Set exercise:
Quote each record exactly, please, leaving none out.

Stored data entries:
──────────────────────────────

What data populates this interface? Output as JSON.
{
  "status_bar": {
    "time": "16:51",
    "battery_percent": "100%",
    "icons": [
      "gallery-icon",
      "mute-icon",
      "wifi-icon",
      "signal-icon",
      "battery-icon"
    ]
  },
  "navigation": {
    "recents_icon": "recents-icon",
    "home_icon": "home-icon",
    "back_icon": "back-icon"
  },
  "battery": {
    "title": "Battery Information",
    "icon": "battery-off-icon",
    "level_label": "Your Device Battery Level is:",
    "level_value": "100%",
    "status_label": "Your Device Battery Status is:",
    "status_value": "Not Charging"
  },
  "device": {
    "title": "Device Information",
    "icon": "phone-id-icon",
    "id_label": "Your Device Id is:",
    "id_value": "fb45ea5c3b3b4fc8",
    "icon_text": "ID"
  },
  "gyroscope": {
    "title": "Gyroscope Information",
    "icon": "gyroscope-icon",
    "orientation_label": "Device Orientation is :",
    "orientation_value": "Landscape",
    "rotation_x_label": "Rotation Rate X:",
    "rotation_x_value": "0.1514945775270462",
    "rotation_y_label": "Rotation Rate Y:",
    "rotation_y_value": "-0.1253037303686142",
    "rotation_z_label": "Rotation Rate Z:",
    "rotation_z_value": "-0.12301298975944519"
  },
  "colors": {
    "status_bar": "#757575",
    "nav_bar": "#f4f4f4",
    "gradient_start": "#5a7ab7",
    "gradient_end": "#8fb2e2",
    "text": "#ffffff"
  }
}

──────────────────────────────

The output:
What data populates this interface? Output as JSON.
{
  "status_bar": {
    "time": "16:51",
    "battery_percent": "100%",
    "icons": [
      "gallery-icon",
      "mute-icon",
      "wifi-icon",
      "signal-icon",
      "battery-icon"
    ]
  },
  "navigation": {
    "recents_icon": "recents-icon",
    "home_icon": "home-icon",
    "back_icon": "back-icon"
  },
  "battery": {
    "title": "Battery Information",
    "icon": "battery-off-icon",
    "level_label": "Your Device Battery Level is:",
    "level_value": "100%",
    "status_label": "Your Device Battery Status is:",
    "status_value": "Not Charging"
  },
  "device": {
    "title": "Device Information",
    "icon": "phone-id-icon",
    "id_label": "Your Device Id is:",
    "id_value": "fb45ea5c3b3b4fc8",
    "icon_text": "ID"
  },
  "gyroscope": {
    "title": "Gyroscope Information",
    "icon": "gyroscope-icon",
    "orientation_label": "Device Orientation is :",
    "orientation_value": "Landscape",
    "rotation_x_label": "Rotation Rate X:",
    "rotation_x_value": "0.1514945775270462",
    "rotation_y_label": "Rotation Rate Y:",
    "rotation_y_value": "-0.1253037303686142",
    "rotation_z_label": "Rotation Rate Z:",
    "rotation_z_value": "-0.12301298975944519"
  },
  "colors": {
    "status_bar": "#757575",
    "nav_bar": "#f4f4f4",
    "gradient_start": "#5a7ab7",
    "gradient_end": "#8fb2e2",
    "text": "#ffffff"
  }
}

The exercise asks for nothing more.